* BEGIN Data for this exercise *

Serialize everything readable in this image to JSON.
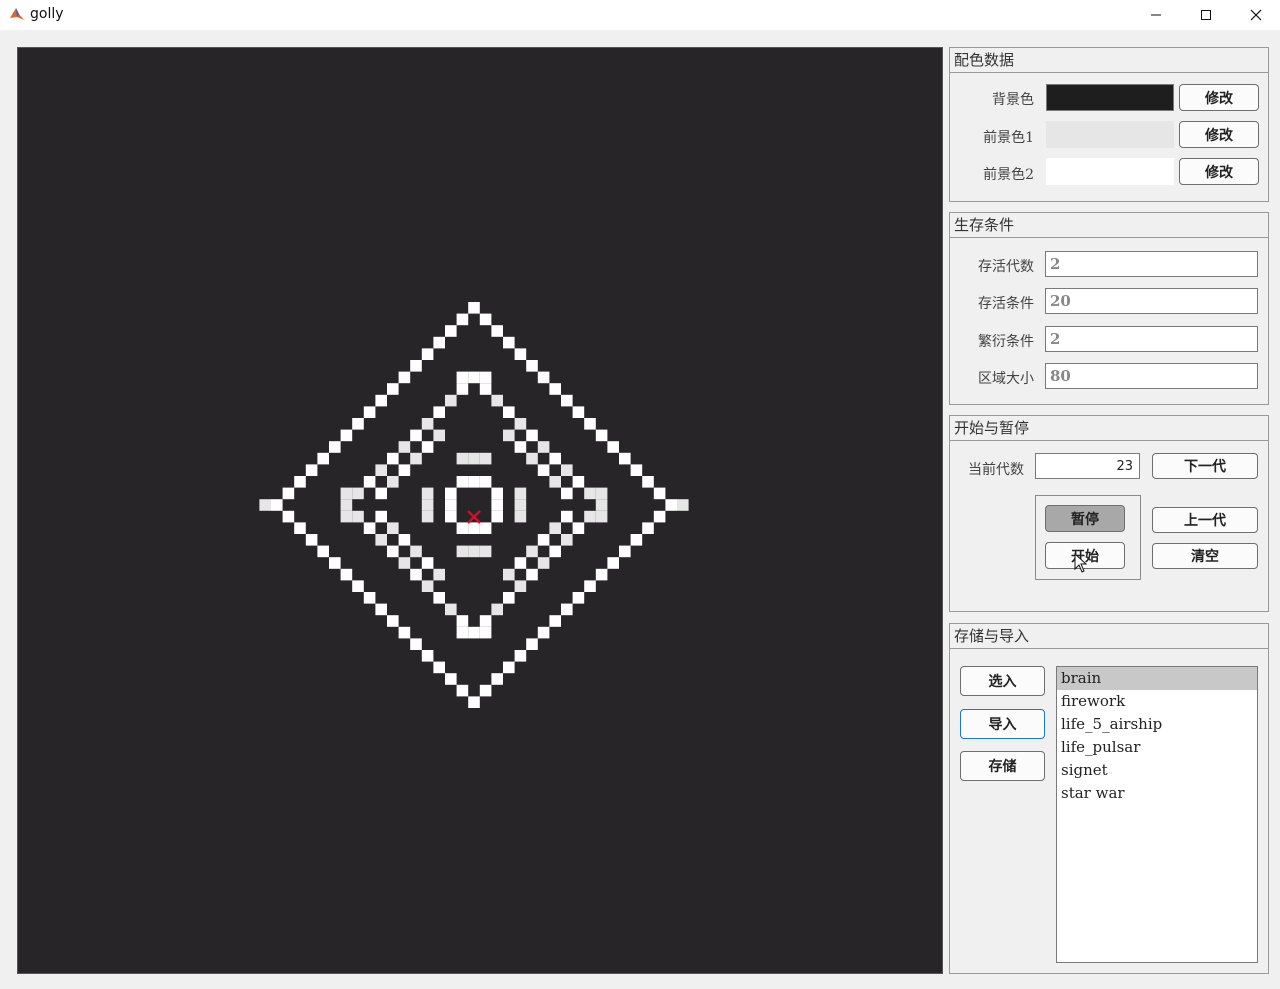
{
  "window": {
    "title": "golly"
  },
  "colors": {
    "background": "#1f1e1f",
    "foreground1": "#e6e6e6",
    "foreground2": "#ffffff"
  },
  "color_panel": {
    "title": "配色数据",
    "rows": [
      {
        "label": "背景色",
        "button": "修改"
      },
      {
        "label": "前景色1",
        "button": "修改"
      },
      {
        "label": "前景色2",
        "button": "修改"
      }
    ]
  },
  "survival_panel": {
    "title": "生存条件",
    "rows": [
      {
        "label": "存活代数",
        "value": "2"
      },
      {
        "label": "存活条件",
        "value": "20"
      },
      {
        "label": "繁衍条件",
        "value": "2"
      },
      {
        "label": "区域大小",
        "value": "80"
      }
    ]
  },
  "control_panel": {
    "title": "开始与暂停",
    "generation_label": "当前代数",
    "generation_value": "23",
    "next_label": "下一代",
    "pause_label": "暂停",
    "prev_label": "上一代",
    "start_label": "开始",
    "clear_label": "清空"
  },
  "storage_panel": {
    "title": "存储与导入",
    "select_label": "选入",
    "import_label": "导入",
    "save_label": "存储",
    "files": [
      "brain",
      "firework",
      "life_5_airship",
      "life_pulsar",
      "signet",
      "star war"
    ],
    "selected_index": 0
  }
}
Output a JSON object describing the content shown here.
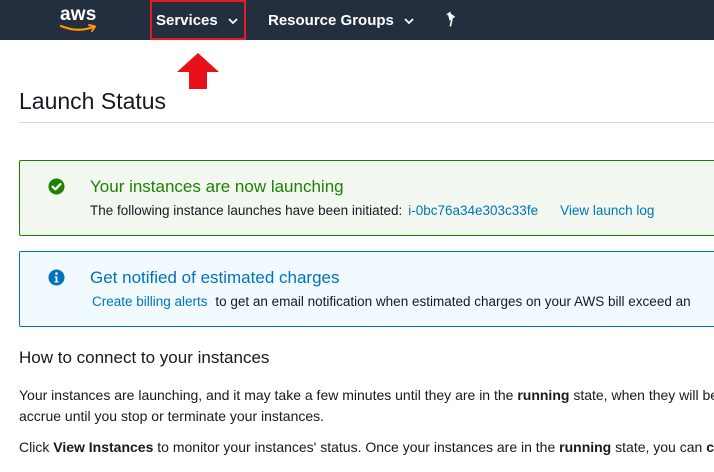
{
  "nav": {
    "logo_text": "aws",
    "services_label": "Services",
    "resource_groups_label": "Resource Groups"
  },
  "page": {
    "title": "Launch Status"
  },
  "success_alert": {
    "heading": "Your instances are now launching",
    "body_prefix": "The following instance launches have been initiated:",
    "instance_id": "i-0bc76a34e303c33fe",
    "view_log_label": "View launch log"
  },
  "info_alert": {
    "heading": "Get notified of estimated charges",
    "billing_link": "Create billing alerts",
    "body_suffix": "to get an email notification when estimated charges on your AWS bill exceed an"
  },
  "connect": {
    "heading": "How to connect to your instances",
    "para1_a": "Your instances are launching, and it may take a few minutes until they are in the ",
    "para1_b": "running",
    "para1_c": " state, when they will be",
    "para2": "accrue until you stop or terminate your instances.",
    "para3_a": "Click ",
    "para3_b": "View Instances",
    "para3_c": " to monitor your instances' status. Once your instances are in the ",
    "para3_d": "running",
    "para3_e": " state, you can ",
    "para3_f": "c"
  },
  "colors": {
    "nav_bg": "#232f3e",
    "success": "#1d8102",
    "info": "#0073bb",
    "highlight": "#e51c23"
  }
}
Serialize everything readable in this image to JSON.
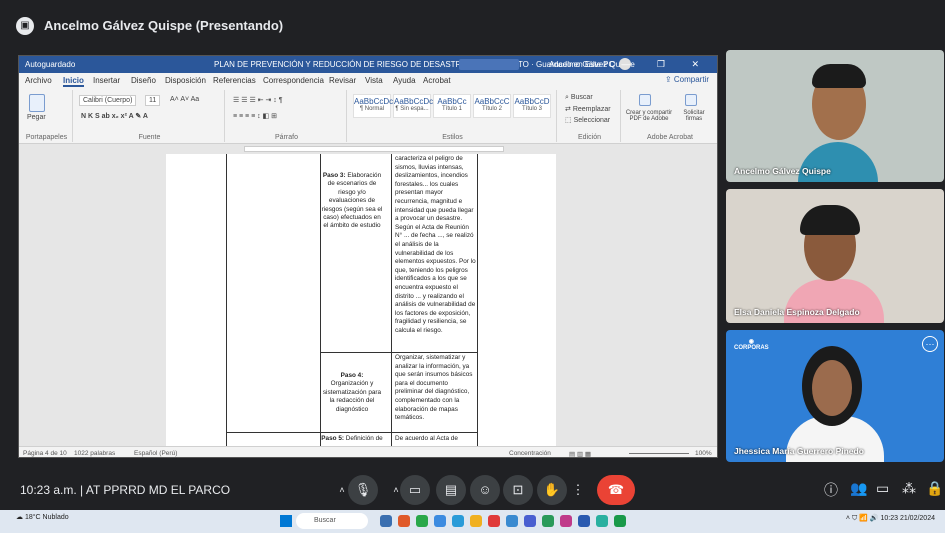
{
  "meeting": {
    "presenter_label": "Ancelmo Gálvez Quispe (Presentando)",
    "time": "10:23 a.m.",
    "separator": "|",
    "meeting_name": "AT PPRRD MD EL PARCO"
  },
  "word": {
    "autosave": "Autoguardado",
    "doc_title": "PLAN DE PREVENCIÓN Y REDUCCIÓN DE RIESGO DE DESASTRES DEL DISTRITO · Guardado en Este PC",
    "user": "Ancelmo Gálvez Quispe",
    "window_controls": "— ❐ ✕",
    "menu": [
      "Archivo",
      "Inicio",
      "Insertar",
      "Diseño",
      "Disposición",
      "Referencias",
      "Correspondencia",
      "Revisar",
      "Vista",
      "Ayuda",
      "Acrobat"
    ],
    "share": "Compartir",
    "ribbon": {
      "paste": "Pegar",
      "font_name": "Calibri (Cuerpo)",
      "font_size": "11",
      "groups": [
        "Portapapeles",
        "Fuente",
        "Párrafo",
        "Estilos",
        "Edición",
        "Adobe Acrobat"
      ],
      "styles": [
        {
          "preview": "AaBbCcDc",
          "label": "¶ Normal"
        },
        {
          "preview": "AaBbCcDc",
          "label": "¶ Sin espa..."
        },
        {
          "preview": "AaBbCc",
          "label": "Título 1"
        },
        {
          "preview": "AaBbCcC",
          "label": "Título 2"
        },
        {
          "preview": "AaBbCcD",
          "label": "Título 3"
        }
      ],
      "edit": [
        "Buscar",
        "Reemplazar",
        "Seleccionar"
      ],
      "acrobat": [
        "Crear y compartir PDF de Adobe",
        "Solicitar firmas"
      ]
    },
    "table": {
      "row3_step": "Paso 3:",
      "row3_title": "Elaboración de escenarios de riesgo y/o evaluaciones de riesgos (según sea el caso) efectuados en el ámbito de estudio",
      "row3_text": "caracteriza el peligro de sismos, lluvias intensas, deslizamientos, incendios forestales... los cuales presentan mayor recurrencia, magnitud e intensidad que pueda llegar a provocar un desastre. Según el Acta de Reunión N° ... de fecha ..., se realizó el análisis de la vulnerabilidad de los elementos expuestos. Por lo que, teniendo los peligros identificados a los que se encuentra expuesto el distrito ... y realizando el análisis de vulnerabilidad de los factores de exposición, fragilidad y resiliencia, se calcula el riesgo.",
      "row4_step": "Paso 4:",
      "row4_title": "Organización y sistematización para la redacción del diagnóstico",
      "row4_text": "Organizar, sistematizar y analizar la información, ya que serán insumos básicos para el documento preliminar del diagnóstico, complementado con la elaboración de mapas temáticos.",
      "row5_step": "Paso 5:",
      "row5_title": "Definición de",
      "row5_text": "De acuerdo al Acta de"
    },
    "status": {
      "page": "Página 4 de 10",
      "words": "1022 palabras",
      "lang": "Español (Perú)",
      "focus": "Concentración",
      "zoom": "100%"
    }
  },
  "participants": [
    {
      "name": "Ancelmo Gálvez Quispe"
    },
    {
      "name": "Elsa Daniela Espinoza Delgado"
    },
    {
      "name": "Jhessica María Guerrero Pinedo",
      "logo": "CORPORAS"
    }
  ],
  "taskbar": {
    "temp": "18°C",
    "weather": "Nublado",
    "search": "Buscar",
    "clock_time": "10:23",
    "clock_date": "21/02/2024"
  },
  "colors": {
    "word_blue": "#2b579a",
    "meet_bg": "#202124",
    "hangup": "#ea4335"
  }
}
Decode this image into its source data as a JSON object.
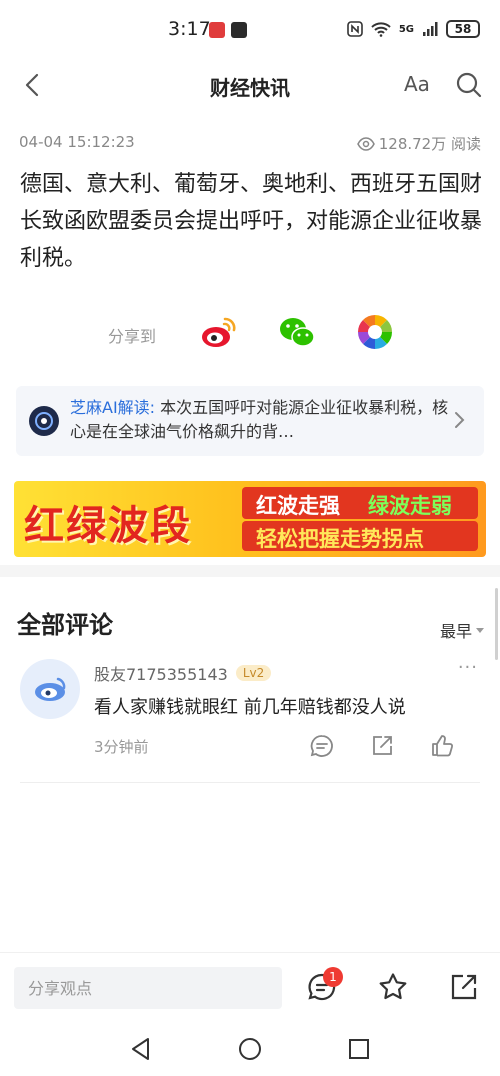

* END Data for this exercise *

Read the entries and select each line where the word "Paso" is found.

# [Result below]
      "row3_step": "Paso 3:",
      "row4_step": "Paso 4:",
      "row5_step": "Paso 5:",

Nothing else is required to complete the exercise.